(begin)
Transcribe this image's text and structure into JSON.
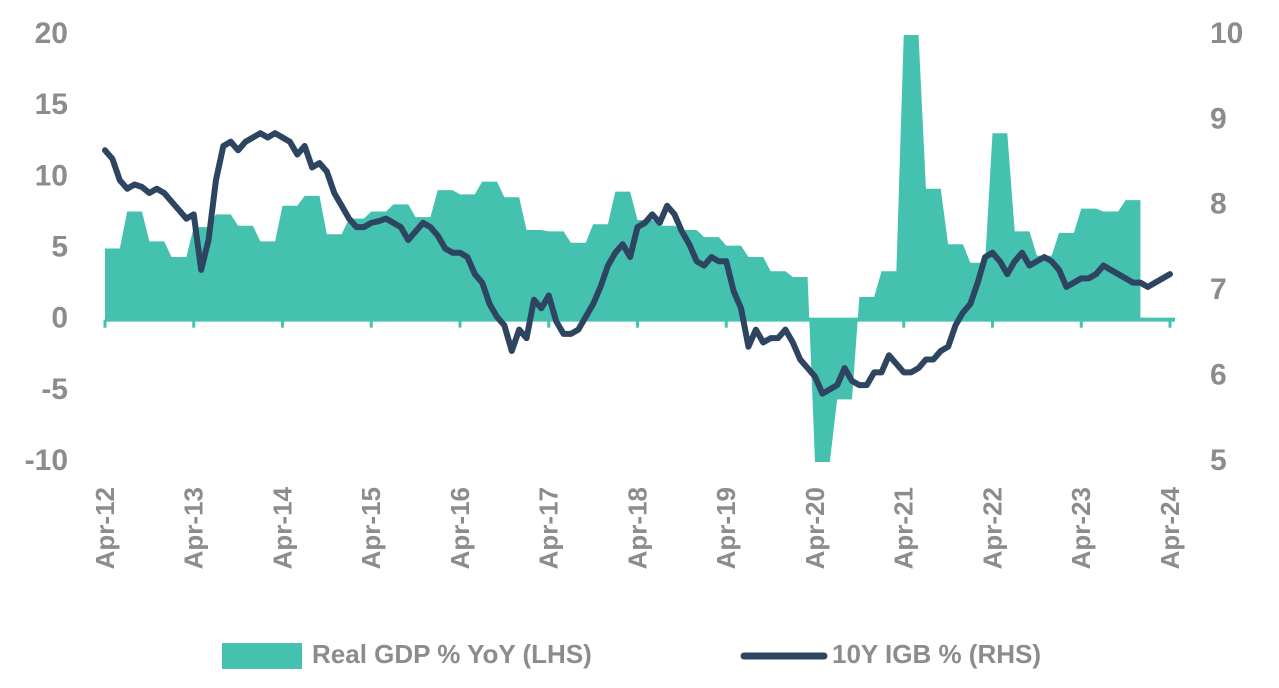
{
  "chart_data": {
    "type": "area-line",
    "categories": [
      "Apr-12",
      null,
      null,
      null,
      null,
      null,
      null,
      null,
      null,
      null,
      null,
      null,
      "Apr-13",
      null,
      null,
      null,
      null,
      null,
      null,
      null,
      null,
      null,
      null,
      null,
      "Apr-14",
      null,
      null,
      null,
      null,
      null,
      null,
      null,
      null,
      null,
      null,
      null,
      "Apr-15",
      null,
      null,
      null,
      null,
      null,
      null,
      null,
      null,
      null,
      null,
      null,
      "Apr-16",
      null,
      null,
      null,
      null,
      null,
      null,
      null,
      null,
      null,
      null,
      null,
      "Apr-17",
      null,
      null,
      null,
      null,
      null,
      null,
      null,
      null,
      null,
      null,
      null,
      "Apr-18",
      null,
      null,
      null,
      null,
      null,
      null,
      null,
      null,
      null,
      null,
      null,
      "Apr-19",
      null,
      null,
      null,
      null,
      null,
      null,
      null,
      null,
      null,
      null,
      null,
      "Apr-20",
      null,
      null,
      null,
      null,
      null,
      null,
      null,
      null,
      null,
      null,
      null,
      "Apr-21",
      null,
      null,
      null,
      null,
      null,
      null,
      null,
      null,
      null,
      null,
      null,
      "Apr-22",
      null,
      null,
      null,
      null,
      null,
      null,
      null,
      null,
      null,
      null,
      null,
      "Apr-23",
      null,
      null,
      null,
      null,
      null,
      null,
      null,
      null,
      null,
      null,
      null,
      "Apr-24"
    ],
    "series": [
      {
        "name": "Real GDP % YoY (LHS)",
        "color": "#45c1b0",
        "kind": "area",
        "axis": "y",
        "values": [
          5.0,
          5.0,
          5.0,
          7.6,
          7.6,
          7.6,
          5.5,
          5.5,
          5.5,
          4.4,
          4.4,
          4.4,
          6.5,
          6.5,
          6.5,
          7.4,
          7.4,
          7.4,
          6.6,
          6.6,
          6.6,
          5.5,
          5.5,
          5.5,
          8.0,
          8.0,
          8.0,
          8.7,
          8.7,
          8.7,
          6.0,
          6.0,
          6.0,
          7.1,
          7.1,
          7.1,
          7.6,
          7.6,
          7.6,
          8.1,
          8.1,
          8.1,
          7.2,
          7.2,
          7.2,
          9.1,
          9.1,
          9.1,
          8.8,
          8.8,
          8.8,
          9.7,
          9.7,
          9.7,
          8.6,
          8.6,
          8.6,
          6.3,
          6.3,
          6.3,
          6.2,
          6.2,
          6.2,
          5.4,
          5.4,
          5.4,
          6.7,
          6.7,
          6.7,
          9.0,
          9.0,
          9.0,
          7.0,
          7.0,
          7.0,
          6.6,
          6.6,
          6.6,
          6.3,
          6.3,
          6.3,
          5.8,
          5.8,
          5.8,
          5.2,
          5.2,
          5.2,
          4.4,
          4.4,
          4.4,
          3.4,
          3.4,
          3.4,
          3.0,
          3.0,
          3.0,
          -10,
          -10,
          -10,
          -5.6,
          -5.6,
          -5.6,
          1.6,
          1.6,
          1.6,
          3.4,
          3.4,
          3.4,
          20,
          20,
          20,
          9.2,
          9.2,
          9.2,
          5.3,
          5.3,
          5.3,
          4.0,
          4.0,
          4.0,
          13.1,
          13.1,
          13.1,
          6.2,
          6.2,
          6.2,
          4.5,
          4.5,
          4.5,
          6.1,
          6.1,
          6.1,
          7.8,
          7.8,
          7.8,
          7.6,
          7.6,
          7.6,
          8.4,
          8.4,
          8.4,
          null,
          null,
          null,
          null
        ]
      },
      {
        "name": "10Y IGB % (RHS)",
        "color": "#2d4560",
        "kind": "line",
        "axis": "y2",
        "values": [
          8.65,
          8.55,
          8.3,
          8.2,
          8.25,
          8.22,
          8.15,
          8.2,
          8.15,
          8.05,
          7.95,
          7.85,
          7.9,
          7.25,
          7.6,
          8.3,
          8.7,
          8.75,
          8.65,
          8.75,
          8.8,
          8.85,
          8.8,
          8.85,
          8.8,
          8.75,
          8.6,
          8.7,
          8.45,
          8.5,
          8.4,
          8.15,
          8.0,
          7.85,
          7.75,
          7.75,
          7.8,
          7.82,
          7.85,
          7.8,
          7.75,
          7.6,
          7.7,
          7.8,
          7.75,
          7.65,
          7.5,
          7.45,
          7.45,
          7.4,
          7.2,
          7.1,
          6.85,
          6.7,
          6.6,
          6.3,
          6.55,
          6.45,
          6.9,
          6.8,
          6.95,
          6.65,
          6.5,
          6.5,
          6.55,
          6.7,
          6.85,
          7.05,
          7.3,
          7.45,
          7.55,
          7.4,
          7.75,
          7.8,
          7.9,
          7.8,
          8.0,
          7.9,
          7.7,
          7.55,
          7.35,
          7.3,
          7.4,
          7.35,
          7.35,
          7.0,
          6.8,
          6.35,
          6.55,
          6.4,
          6.45,
          6.45,
          6.55,
          6.4,
          6.2,
          6.1,
          6.0,
          5.8,
          5.85,
          5.9,
          6.1,
          5.95,
          5.9,
          5.9,
          6.05,
          6.05,
          6.25,
          6.15,
          6.05,
          6.05,
          6.1,
          6.2,
          6.2,
          6.3,
          6.35,
          6.6,
          6.75,
          6.85,
          7.1,
          7.4,
          7.45,
          7.35,
          7.2,
          7.35,
          7.45,
          7.3,
          7.35,
          7.4,
          7.35,
          7.25,
          7.05,
          7.1,
          7.15,
          7.15,
          7.2,
          7.3,
          7.25,
          7.2,
          7.15,
          7.1,
          7.1,
          7.05,
          7.1,
          7.15,
          7.2
        ]
      }
    ],
    "ylim": [
      -10,
      20
    ],
    "yticks": [
      -10,
      -5,
      0,
      5,
      10,
      15,
      20
    ],
    "y2lim": [
      5,
      10
    ],
    "y2ticks": [
      5,
      6,
      7,
      8,
      9,
      10
    ],
    "legend": "bottom"
  }
}
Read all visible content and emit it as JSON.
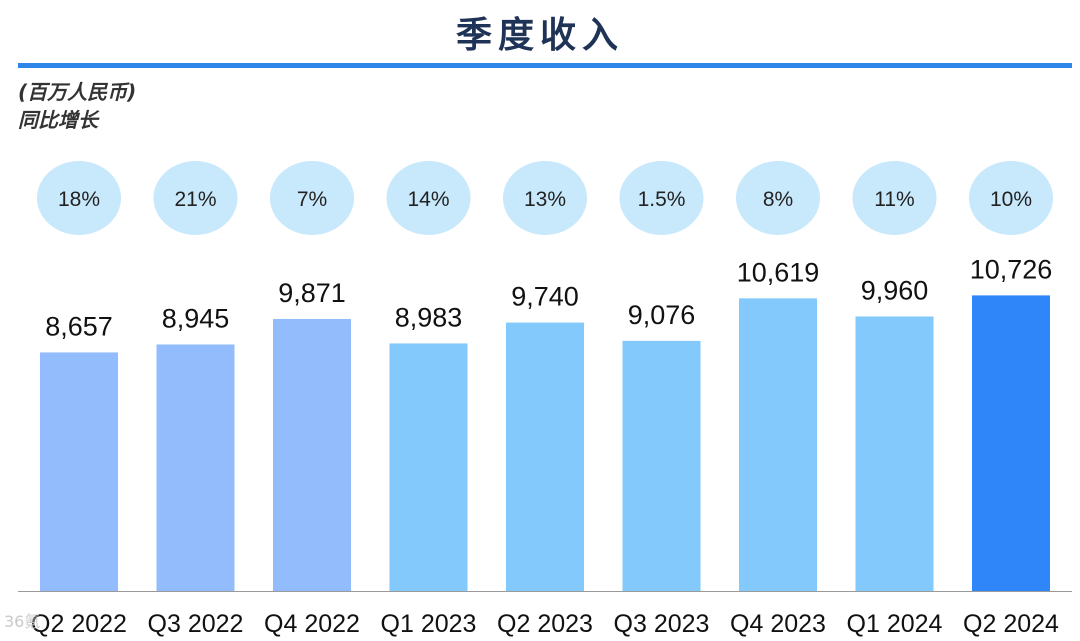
{
  "chart_data": {
    "type": "bar",
    "title": "季度收入",
    "unit_label": "(百万人民币)",
    "growth_label": "同比增长",
    "categories": [
      "Q2 2022",
      "Q3 2022",
      "Q4 2022",
      "Q1 2023",
      "Q2 2023",
      "Q3 2023",
      "Q4 2023",
      "Q1 2024",
      "Q2 2024"
    ],
    "values": [
      8657,
      8945,
      9871,
      8983,
      9740,
      9076,
      10619,
      9960,
      10726
    ],
    "value_labels": [
      "8,657",
      "8,945",
      "9,871",
      "8,983",
      "9,740",
      "9,076",
      "10,619",
      "9,960",
      "10,726"
    ],
    "yoy_growth": [
      "18%",
      "21%",
      "7%",
      "14%",
      "13%",
      "1.5%",
      "8%",
      "11%",
      "10%"
    ],
    "colors": {
      "bar_2022": "#92bcfb",
      "bar_2023_2024": "#83c9fb",
      "bar_latest": "#2e86f9",
      "growth_bubble": "#c8e8fb",
      "accent_rule": "#2e86e8"
    }
  },
  "watermark": "36氪"
}
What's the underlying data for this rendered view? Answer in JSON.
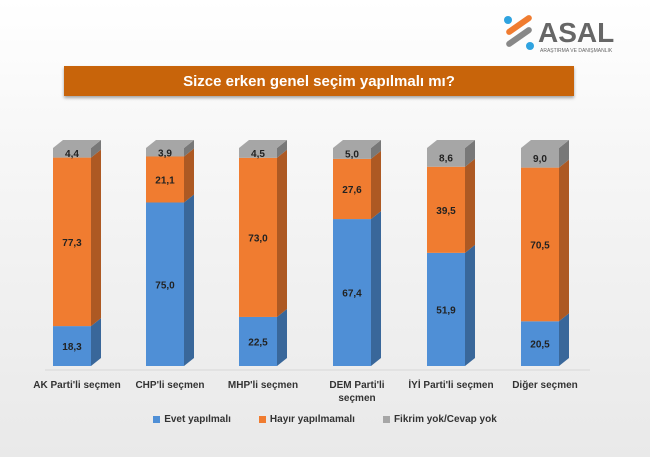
{
  "logo": {
    "text": "ASAL",
    "subtext": "ARAŞTIRMA VE DANIŞMANLIK"
  },
  "chart_data": {
    "type": "bar",
    "stacked": true,
    "title": "Sizce erken genel seçim yapılmalı mı?",
    "categories": [
      "AK Parti'li seçmen",
      "CHP'li seçmen",
      "MHP'li seçmen",
      "DEM Parti'li seçmen",
      "İYİ Parti'li seçmen",
      "Diğer seçmen"
    ],
    "series": [
      {
        "name": "Evet yapılmalı",
        "color": "#4f8fd6",
        "values": [
          18.3,
          75.0,
          22.5,
          67.4,
          51.9,
          20.5
        ]
      },
      {
        "name": "Hayır yapılmamalı",
        "color": "#f07c30",
        "values": [
          77.3,
          21.1,
          73.0,
          27.6,
          39.5,
          70.5
        ]
      },
      {
        "name": "Fikrim yok/Cevap yok",
        "color": "#a6a6a6",
        "values": [
          4.4,
          3.9,
          4.5,
          5.0,
          8.6,
          9.0
        ]
      }
    ],
    "ylim": [
      0,
      100
    ],
    "legend": "bottom",
    "grid": false,
    "style": "3d-column"
  }
}
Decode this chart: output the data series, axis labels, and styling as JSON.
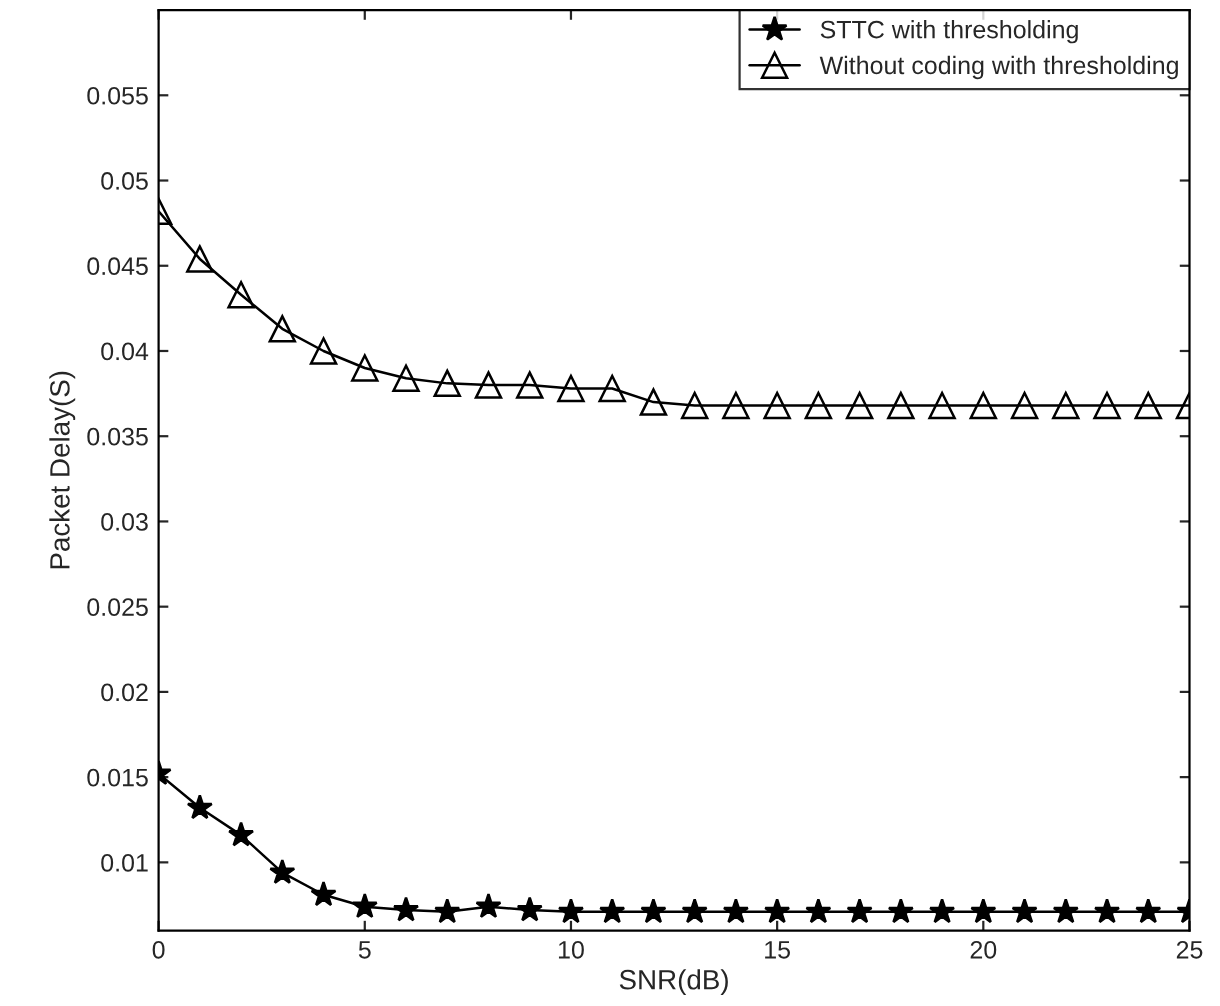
(end)
Each line that holds the word "axis" should be extracted from the records.

        "axis": "y",
        "axis": "y2",
Decode this chart: output the data series, axis labels, and styling as JSON.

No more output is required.